THE DATA:
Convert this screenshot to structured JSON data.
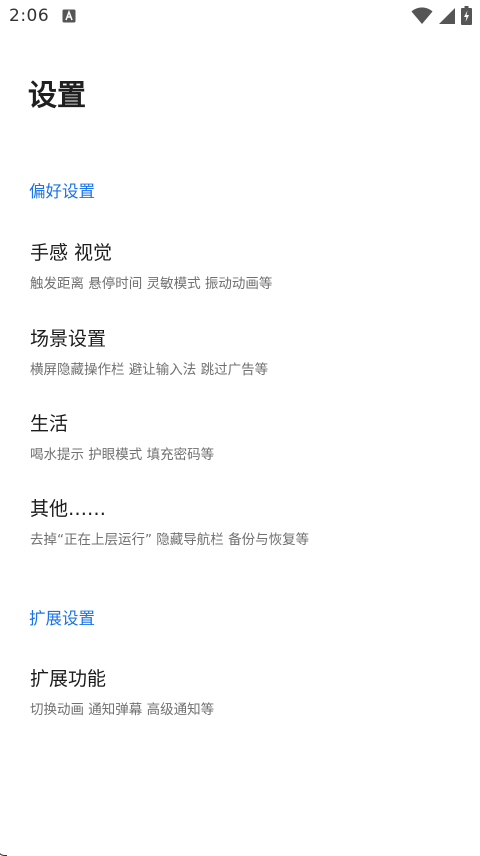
{
  "status_bar": {
    "time": "2:06",
    "notification_icon": "keyboard-a-icon",
    "wifi_icon": "wifi-icon",
    "signal_icon": "cell-signal-icon",
    "battery_icon": "battery-charging-icon"
  },
  "page": {
    "title": "设置"
  },
  "sections": [
    {
      "header": "偏好设置",
      "items": [
        {
          "title": "手感 视觉",
          "summary": "触发距离 悬停时间 灵敏模式 振动动画等"
        },
        {
          "title": "场景设置",
          "summary": "横屏隐藏操作栏 避让输入法 跳过广告等"
        },
        {
          "title": "生活",
          "summary": "喝水提示  护眼模式  填充密码等"
        },
        {
          "title": "其他……",
          "summary": "去掉“正在上层运行” 隐藏导航栏  备份与恢复等"
        }
      ]
    },
    {
      "header": "扩展设置",
      "items": [
        {
          "title": "扩展功能",
          "summary": "切换动画 通知弹幕 高级通知等"
        }
      ]
    }
  ],
  "colors": {
    "accent": "#1a73e8",
    "title_text": "#1c1c1c",
    "summary_text": "#707070",
    "background": "#ffffff"
  }
}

INSTRUCTIONS TO FOLLOW: Every line of the data should be copied as it stands, without the images.

CORRECT RESULT:
Convert this screenshot to structured JSON data.
{
  "status_bar": {
    "time": "2:06",
    "notification_icon": "keyboard-a-icon",
    "wifi_icon": "wifi-icon",
    "signal_icon": "cell-signal-icon",
    "battery_icon": "battery-charging-icon"
  },
  "page": {
    "title": "设置"
  },
  "sections": [
    {
      "header": "偏好设置",
      "items": [
        {
          "title": "手感 视觉",
          "summary": "触发距离 悬停时间 灵敏模式 振动动画等"
        },
        {
          "title": "场景设置",
          "summary": "横屏隐藏操作栏 避让输入法 跳过广告等"
        },
        {
          "title": "生活",
          "summary": "喝水提示  护眼模式  填充密码等"
        },
        {
          "title": "其他……",
          "summary": "去掉“正在上层运行” 隐藏导航栏  备份与恢复等"
        }
      ]
    },
    {
      "header": "扩展设置",
      "items": [
        {
          "title": "扩展功能",
          "summary": "切换动画 通知弹幕 高级通知等"
        }
      ]
    }
  ],
  "colors": {
    "accent": "#1a73e8",
    "title_text": "#1c1c1c",
    "summary_text": "#707070",
    "background": "#ffffff"
  }
}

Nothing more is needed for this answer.